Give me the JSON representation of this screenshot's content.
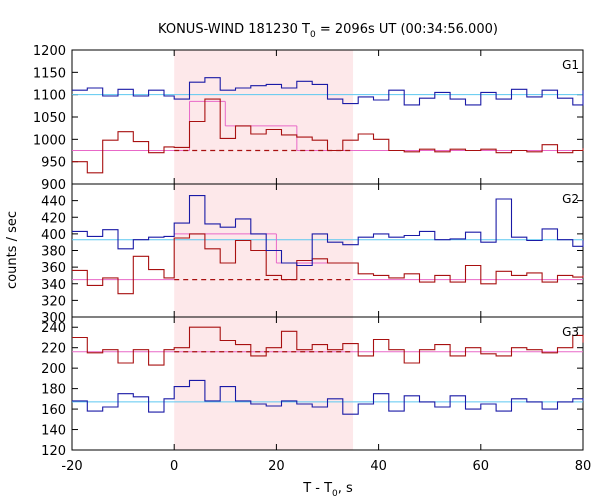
{
  "chart_data": {
    "type": "line",
    "title": {
      "main": "KONUS-WIND 181230 T",
      "sub": "0",
      "rest": " = 2096s UT (00:34:56.000)"
    },
    "xlabel": {
      "main": "T - T",
      "sub": "0",
      "rest": ", s"
    },
    "ylabel": "counts / sec",
    "xlim": [
      -20,
      80
    ],
    "x_ticks": [
      "-20",
      "0",
      "20",
      "40",
      "60",
      "80"
    ],
    "shaded_interval": {
      "x": [
        0,
        35
      ],
      "color": "#fde8ea"
    },
    "colors": {
      "blue": "#1a1aa6",
      "red": "#a81010",
      "light_blue": "#5cc8f0",
      "pink": "#e868c8"
    },
    "panels": [
      {
        "name": "G1",
        "ylim": [
          900,
          1200
        ],
        "y_ticks": [
          "900",
          "950",
          "1000",
          "1050",
          "1100",
          "1150",
          "1200"
        ],
        "blue": {
          "x": [
            -20,
            -17,
            -14,
            -11,
            -8,
            -5,
            -2,
            0,
            3,
            6,
            9,
            12,
            15,
            18,
            21,
            24,
            27,
            30,
            33,
            36,
            39,
            42,
            45,
            48,
            51,
            54,
            57,
            60,
            63,
            66,
            69,
            72,
            75,
            78,
            80
          ],
          "y": [
            1110,
            1115,
            1097,
            1112,
            1097,
            1110,
            1097,
            1090,
            1128,
            1138,
            1110,
            1115,
            1120,
            1123,
            1115,
            1130,
            1123,
            1090,
            1080,
            1095,
            1088,
            1110,
            1077,
            1092,
            1105,
            1090,
            1077,
            1105,
            1090,
            1112,
            1095,
            1110,
            1092,
            1077,
            1110
          ]
        },
        "red": {
          "x": [
            -20,
            -17,
            -14,
            -11,
            -8,
            -5,
            -2,
            0,
            3,
            6,
            9,
            12,
            15,
            18,
            21,
            24,
            27,
            30,
            33,
            36,
            39,
            42,
            45,
            48,
            51,
            54,
            57,
            60,
            63,
            66,
            69,
            72,
            75,
            78,
            80
          ],
          "y": [
            950,
            925,
            998,
            1017,
            995,
            970,
            983,
            982,
            1040,
            1090,
            1002,
            1030,
            1012,
            1022,
            1010,
            1005,
            998,
            975,
            998,
            1012,
            1000,
            975,
            972,
            978,
            972,
            978,
            975,
            978,
            970,
            975,
            972,
            988,
            970,
            975,
            980
          ]
        },
        "blue_bg": 1100,
        "red_bg": 975,
        "red_fit": [
          {
            "x": [
              0,
              3
            ],
            "y": 975
          },
          {
            "x": [
              3,
              10
            ],
            "y": 1085
          },
          {
            "x": [
              10,
              24
            ],
            "y": 1030
          },
          {
            "x": [
              24,
              35
            ],
            "y": 975
          }
        ]
      },
      {
        "name": "G2",
        "ylim": [
          300,
          460
        ],
        "y_ticks": [
          "300",
          "320",
          "340",
          "360",
          "380",
          "400",
          "420",
          "440"
        ],
        "blue": {
          "x": [
            -20,
            -17,
            -14,
            -11,
            -8,
            -5,
            -2,
            0,
            3,
            6,
            9,
            12,
            15,
            18,
            21,
            24,
            27,
            30,
            33,
            36,
            39,
            42,
            45,
            48,
            51,
            54,
            57,
            60,
            63,
            66,
            69,
            72,
            75,
            78,
            80
          ],
          "y": [
            403,
            397,
            405,
            382,
            393,
            396,
            397,
            413,
            446,
            412,
            408,
            418,
            400,
            380,
            365,
            362,
            400,
            390,
            387,
            396,
            400,
            396,
            398,
            403,
            393,
            394,
            402,
            390,
            442,
            396,
            392,
            406,
            393,
            385,
            392
          ]
        },
        "red": {
          "x": [
            -20,
            -17,
            -14,
            -11,
            -8,
            -5,
            -2,
            0,
            3,
            6,
            9,
            12,
            15,
            18,
            21,
            24,
            27,
            30,
            33,
            36,
            39,
            42,
            45,
            48,
            51,
            54,
            57,
            60,
            63,
            66,
            69,
            72,
            75,
            78,
            80
          ],
          "y": [
            356,
            338,
            347,
            328,
            373,
            357,
            347,
            395,
            400,
            382,
            365,
            392,
            380,
            350,
            345,
            368,
            370,
            365,
            365,
            352,
            350,
            347,
            352,
            342,
            350,
            342,
            362,
            340,
            355,
            350,
            353,
            342,
            350,
            348,
            350
          ]
        },
        "blue_bg": 393,
        "red_bg": 345,
        "red_fit": [
          {
            "x": [
              0,
              20
            ],
            "y": 400
          },
          {
            "x": [
              20,
              35
            ],
            "y": 365
          }
        ]
      },
      {
        "name": "G3",
        "ylim": [
          120,
          250
        ],
        "y_ticks": [
          "120",
          "140",
          "160",
          "180",
          "200",
          "220",
          "240"
        ],
        "blue": {
          "x": [
            -20,
            -17,
            -14,
            -11,
            -8,
            -5,
            -2,
            0,
            3,
            6,
            9,
            12,
            15,
            18,
            21,
            24,
            27,
            30,
            33,
            36,
            39,
            42,
            45,
            48,
            51,
            54,
            57,
            60,
            63,
            66,
            69,
            72,
            75,
            78,
            80
          ],
          "y": [
            168,
            158,
            162,
            175,
            172,
            157,
            170,
            182,
            188,
            168,
            182,
            168,
            165,
            163,
            168,
            165,
            162,
            170,
            155,
            165,
            175,
            158,
            173,
            167,
            162,
            173,
            160,
            165,
            158,
            170,
            167,
            160,
            167,
            170,
            168
          ]
        },
        "red": {
          "x": [
            -20,
            -17,
            -14,
            -11,
            -8,
            -5,
            -2,
            0,
            3,
            6,
            9,
            12,
            15,
            18,
            21,
            24,
            27,
            30,
            33,
            36,
            39,
            42,
            45,
            48,
            51,
            54,
            57,
            60,
            63,
            66,
            69,
            72,
            75,
            78,
            80
          ],
          "y": [
            230,
            215,
            218,
            205,
            218,
            203,
            218,
            220,
            240,
            240,
            227,
            223,
            212,
            220,
            236,
            218,
            223,
            218,
            224,
            212,
            228,
            218,
            205,
            218,
            223,
            212,
            220,
            214,
            212,
            220,
            218,
            215,
            220,
            232,
            225
          ]
        },
        "blue_bg": 167,
        "red_bg": 216,
        "red_fit": [
          {
            "x": [
              0,
              35
            ],
            "y": 216
          }
        ]
      }
    ]
  }
}
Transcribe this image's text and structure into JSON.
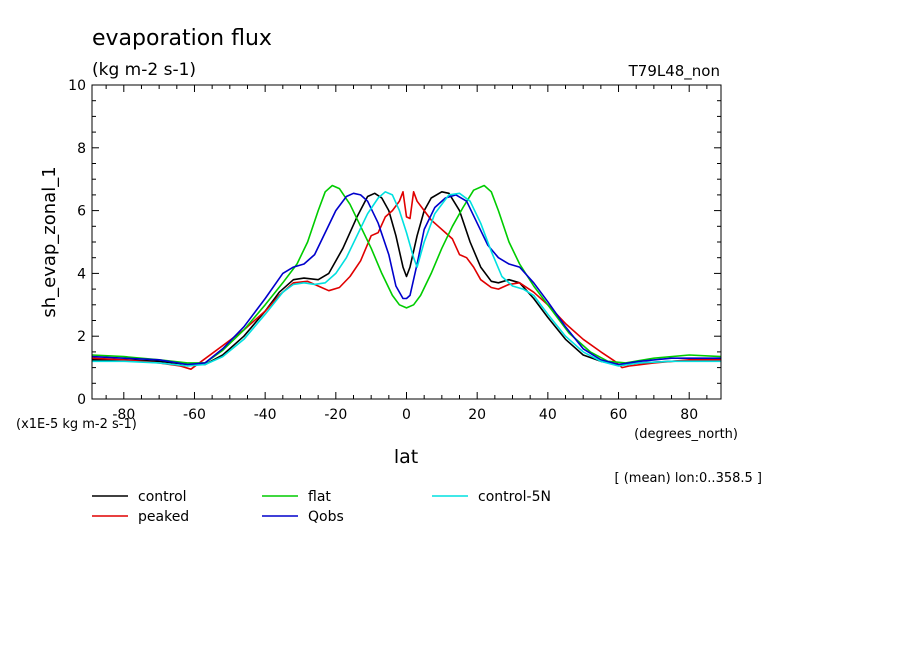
{
  "chart_data": {
    "type": "line",
    "title": "evaporation flux",
    "subtitle": "(kg m-2 s-1)",
    "run_label": "T79L48_non",
    "ylabel": "sh_evap_zonal_1",
    "y_scale_note": "(x1E-5 kg m-2 s-1)",
    "xlabel": "lat",
    "x_units": "(degrees_north)",
    "footnote": "[ (mean) lon:0..358.5 ]",
    "xlim": [
      -89,
      89
    ],
    "ylim": [
      0,
      10
    ],
    "x_ticks": [
      -80,
      -60,
      -40,
      -20,
      0,
      20,
      40,
      60,
      80
    ],
    "x_tick_labels": [
      "-80",
      "-60",
      "-40",
      "-20",
      "0",
      "20",
      "40",
      "60",
      "80"
    ],
    "y_ticks": [
      0,
      2,
      4,
      6,
      8,
      10
    ],
    "y_tick_labels": [
      "0",
      "2",
      "4",
      "6",
      "8",
      "10"
    ],
    "grid": false,
    "legend_position": "bottom",
    "series": [
      {
        "name": "control",
        "color": "#000000",
        "points": [
          [
            -89,
            1.25
          ],
          [
            -80,
            1.25
          ],
          [
            -70,
            1.2
          ],
          [
            -62,
            1.1
          ],
          [
            -57,
            1.1
          ],
          [
            -52,
            1.4
          ],
          [
            -46,
            2.0
          ],
          [
            -40,
            2.8
          ],
          [
            -36,
            3.4
          ],
          [
            -32,
            3.8
          ],
          [
            -29,
            3.85
          ],
          [
            -25,
            3.8
          ],
          [
            -22,
            4.0
          ],
          [
            -18,
            4.8
          ],
          [
            -14,
            5.8
          ],
          [
            -11,
            6.45
          ],
          [
            -9,
            6.55
          ],
          [
            -7,
            6.4
          ],
          [
            -5,
            6.0
          ],
          [
            -3,
            5.2
          ],
          [
            -1,
            4.2
          ],
          [
            0,
            3.9
          ],
          [
            1,
            4.2
          ],
          [
            3,
            5.2
          ],
          [
            5,
            6.0
          ],
          [
            7,
            6.4
          ],
          [
            10,
            6.6
          ],
          [
            12,
            6.55
          ],
          [
            15,
            6.0
          ],
          [
            18,
            5.0
          ],
          [
            21,
            4.2
          ],
          [
            24,
            3.75
          ],
          [
            26,
            3.7
          ],
          [
            29,
            3.8
          ],
          [
            32,
            3.7
          ],
          [
            36,
            3.2
          ],
          [
            40,
            2.6
          ],
          [
            45,
            1.9
          ],
          [
            50,
            1.4
          ],
          [
            55,
            1.2
          ],
          [
            60,
            1.1
          ],
          [
            66,
            1.15
          ],
          [
            75,
            1.2
          ],
          [
            89,
            1.25
          ]
        ]
      },
      {
        "name": "peaked",
        "color": "#e00000",
        "points": [
          [
            -89,
            1.3
          ],
          [
            -80,
            1.25
          ],
          [
            -70,
            1.15
          ],
          [
            -64,
            1.05
          ],
          [
            -61,
            0.95
          ],
          [
            -58,
            1.2
          ],
          [
            -52,
            1.7
          ],
          [
            -46,
            2.2
          ],
          [
            -40,
            2.8
          ],
          [
            -36,
            3.3
          ],
          [
            -32,
            3.7
          ],
          [
            -28,
            3.75
          ],
          [
            -25,
            3.6
          ],
          [
            -22,
            3.45
          ],
          [
            -19,
            3.55
          ],
          [
            -16,
            3.9
          ],
          [
            -13,
            4.4
          ],
          [
            -10,
            5.2
          ],
          [
            -8,
            5.3
          ],
          [
            -6,
            5.8
          ],
          [
            -4,
            6.0
          ],
          [
            -2,
            6.3
          ],
          [
            -1,
            6.6
          ],
          [
            0,
            5.8
          ],
          [
            1,
            5.75
          ],
          [
            2,
            6.6
          ],
          [
            3,
            6.3
          ],
          [
            5,
            6.0
          ],
          [
            7,
            5.7
          ],
          [
            9,
            5.5
          ],
          [
            11,
            5.3
          ],
          [
            13,
            5.1
          ],
          [
            15,
            4.6
          ],
          [
            17,
            4.5
          ],
          [
            19,
            4.2
          ],
          [
            21,
            3.8
          ],
          [
            24,
            3.55
          ],
          [
            26,
            3.5
          ],
          [
            29,
            3.65
          ],
          [
            32,
            3.7
          ],
          [
            36,
            3.4
          ],
          [
            40,
            3.0
          ],
          [
            45,
            2.4
          ],
          [
            50,
            1.9
          ],
          [
            55,
            1.5
          ],
          [
            59,
            1.2
          ],
          [
            61,
            1.0
          ],
          [
            63,
            1.05
          ],
          [
            70,
            1.15
          ],
          [
            80,
            1.25
          ],
          [
            89,
            1.25
          ]
        ]
      },
      {
        "name": "flat",
        "color": "#00cc00",
        "points": [
          [
            -89,
            1.4
          ],
          [
            -80,
            1.35
          ],
          [
            -70,
            1.25
          ],
          [
            -62,
            1.15
          ],
          [
            -57,
            1.15
          ],
          [
            -52,
            1.55
          ],
          [
            -46,
            2.2
          ],
          [
            -40,
            3.0
          ],
          [
            -35,
            3.7
          ],
          [
            -31,
            4.3
          ],
          [
            -28,
            5.0
          ],
          [
            -25,
            6.0
          ],
          [
            -23,
            6.6
          ],
          [
            -21,
            6.8
          ],
          [
            -19,
            6.7
          ],
          [
            -16,
            6.2
          ],
          [
            -13,
            5.5
          ],
          [
            -10,
            4.8
          ],
          [
            -7,
            4.0
          ],
          [
            -4,
            3.3
          ],
          [
            -2,
            3.0
          ],
          [
            0,
            2.9
          ],
          [
            2,
            3.0
          ],
          [
            4,
            3.3
          ],
          [
            7,
            4.0
          ],
          [
            10,
            4.8
          ],
          [
            13,
            5.5
          ],
          [
            16,
            6.1
          ],
          [
            19,
            6.65
          ],
          [
            22,
            6.8
          ],
          [
            24,
            6.6
          ],
          [
            26,
            6.0
          ],
          [
            29,
            5.0
          ],
          [
            32,
            4.3
          ],
          [
            36,
            3.6
          ],
          [
            40,
            3.0
          ],
          [
            46,
            2.1
          ],
          [
            52,
            1.5
          ],
          [
            57,
            1.2
          ],
          [
            62,
            1.15
          ],
          [
            70,
            1.3
          ],
          [
            80,
            1.4
          ],
          [
            89,
            1.35
          ]
        ]
      },
      {
        "name": "Qobs",
        "color": "#0000cc",
        "points": [
          [
            -89,
            1.35
          ],
          [
            -80,
            1.3
          ],
          [
            -70,
            1.25
          ],
          [
            -62,
            1.1
          ],
          [
            -57,
            1.15
          ],
          [
            -52,
            1.6
          ],
          [
            -46,
            2.3
          ],
          [
            -40,
            3.2
          ],
          [
            -35,
            4.0
          ],
          [
            -32,
            4.2
          ],
          [
            -29,
            4.3
          ],
          [
            -26,
            4.6
          ],
          [
            -23,
            5.3
          ],
          [
            -20,
            6.0
          ],
          [
            -17,
            6.45
          ],
          [
            -15,
            6.55
          ],
          [
            -13,
            6.5
          ],
          [
            -11,
            6.3
          ],
          [
            -8,
            5.6
          ],
          [
            -5,
            4.6
          ],
          [
            -3,
            3.6
          ],
          [
            -1,
            3.2
          ],
          [
            0,
            3.2
          ],
          [
            1,
            3.3
          ],
          [
            3,
            4.3
          ],
          [
            5,
            5.4
          ],
          [
            8,
            6.1
          ],
          [
            11,
            6.4
          ],
          [
            14,
            6.5
          ],
          [
            17,
            6.3
          ],
          [
            20,
            5.6
          ],
          [
            23,
            4.9
          ],
          [
            26,
            4.5
          ],
          [
            29,
            4.3
          ],
          [
            32,
            4.2
          ],
          [
            36,
            3.7
          ],
          [
            40,
            3.1
          ],
          [
            45,
            2.3
          ],
          [
            50,
            1.6
          ],
          [
            55,
            1.25
          ],
          [
            60,
            1.1
          ],
          [
            66,
            1.2
          ],
          [
            75,
            1.3
          ],
          [
            89,
            1.3
          ]
        ]
      },
      {
        "name": "control-5N",
        "color": "#00e0e0",
        "points": [
          [
            -89,
            1.2
          ],
          [
            -80,
            1.2
          ],
          [
            -70,
            1.15
          ],
          [
            -62,
            1.05
          ],
          [
            -57,
            1.1
          ],
          [
            -52,
            1.35
          ],
          [
            -46,
            1.9
          ],
          [
            -40,
            2.7
          ],
          [
            -35,
            3.4
          ],
          [
            -32,
            3.65
          ],
          [
            -29,
            3.7
          ],
          [
            -26,
            3.65
          ],
          [
            -23,
            3.7
          ],
          [
            -20,
            4.0
          ],
          [
            -17,
            4.5
          ],
          [
            -14,
            5.2
          ],
          [
            -11,
            5.9
          ],
          [
            -8,
            6.4
          ],
          [
            -6,
            6.6
          ],
          [
            -4,
            6.5
          ],
          [
            -2,
            6.0
          ],
          [
            0,
            5.3
          ],
          [
            2,
            4.5
          ],
          [
            3,
            4.2
          ],
          [
            5,
            5.0
          ],
          [
            8,
            5.9
          ],
          [
            12,
            6.5
          ],
          [
            15,
            6.55
          ],
          [
            18,
            6.3
          ],
          [
            21,
            5.6
          ],
          [
            24,
            4.7
          ],
          [
            27,
            3.9
          ],
          [
            30,
            3.6
          ],
          [
            33,
            3.5
          ],
          [
            36,
            3.3
          ],
          [
            40,
            2.7
          ],
          [
            45,
            2.0
          ],
          [
            50,
            1.5
          ],
          [
            55,
            1.2
          ],
          [
            60,
            1.05
          ],
          [
            66,
            1.15
          ],
          [
            75,
            1.2
          ],
          [
            89,
            1.2
          ]
        ]
      }
    ]
  }
}
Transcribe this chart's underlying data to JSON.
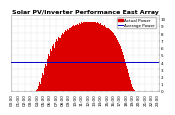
{
  "title": "Solar PV/Inverter Performance East Array",
  "legend_actual": "Actual Power",
  "legend_avg": "Average Power",
  "bg_color": "#ffffff",
  "plot_bg_color": "#ffffff",
  "bar_color": "#dd0000",
  "avg_line_color": "#0000cc",
  "grid_color": "#aaaaaa",
  "text_color": "#000000",
  "title_color": "#000000",
  "avg_line_y": 0.4,
  "n_bars": 144,
  "bar_heights": [
    0.0,
    0.0,
    0.0,
    0.0,
    0.0,
    0.0,
    0.0,
    0.0,
    0.0,
    0.0,
    0.0,
    0.0,
    0.0,
    0.0,
    0.0,
    0.0,
    0.0,
    0.0,
    0.0,
    0.0,
    0.0,
    0.0,
    0.0,
    0.0,
    0.01,
    0.03,
    0.07,
    0.12,
    0.1,
    0.18,
    0.25,
    0.22,
    0.32,
    0.38,
    0.35,
    0.45,
    0.52,
    0.48,
    0.58,
    0.55,
    0.62,
    0.65,
    0.6,
    0.68,
    0.72,
    0.7,
    0.75,
    0.73,
    0.78,
    0.8,
    0.79,
    0.82,
    0.84,
    0.83,
    0.86,
    0.85,
    0.88,
    0.87,
    0.89,
    0.9,
    0.91,
    0.9,
    0.92,
    0.91,
    0.93,
    0.92,
    0.94,
    0.93,
    0.95,
    0.94,
    0.95,
    0.96,
    0.96,
    0.95,
    0.96,
    0.95,
    0.96,
    0.95,
    0.96,
    0.96,
    0.95,
    0.96,
    0.95,
    0.94,
    0.95,
    0.94,
    0.93,
    0.94,
    0.92,
    0.91,
    0.9,
    0.91,
    0.89,
    0.88,
    0.87,
    0.86,
    0.84,
    0.83,
    0.82,
    0.8,
    0.78,
    0.76,
    0.74,
    0.71,
    0.68,
    0.65,
    0.62,
    0.58,
    0.54,
    0.5,
    0.45,
    0.4,
    0.35,
    0.3,
    0.25,
    0.2,
    0.15,
    0.1,
    0.06,
    0.03,
    0.01,
    0.0,
    0.0,
    0.0,
    0.0,
    0.0,
    0.0,
    0.0,
    0.0,
    0.0,
    0.0,
    0.0,
    0.0,
    0.0,
    0.0,
    0.0,
    0.0,
    0.0,
    0.0,
    0.0,
    0.0,
    0.0,
    0.0,
    0.0
  ],
  "ylim": [
    0,
    1.05
  ],
  "ylabel_fontsize": 3.5,
  "xlabel_fontsize": 3.0,
  "title_fontsize": 4.5,
  "legend_fontsize": 3.0,
  "x_tick_count": 24,
  "y_tick_labels": [
    "0",
    "1",
    "2",
    "3",
    "4",
    "5",
    "6",
    "7",
    "8",
    "9",
    "10"
  ],
  "y_tick_vals": [
    0.0,
    0.1,
    0.2,
    0.3,
    0.4,
    0.5,
    0.6,
    0.7,
    0.8,
    0.9,
    1.0
  ]
}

........

■ **What is needed**
Copy every line of the records above that holds the word "Power".

■ **Result**
  "legend_actual": "Actual Power",
  "legend_avg": "Average Power",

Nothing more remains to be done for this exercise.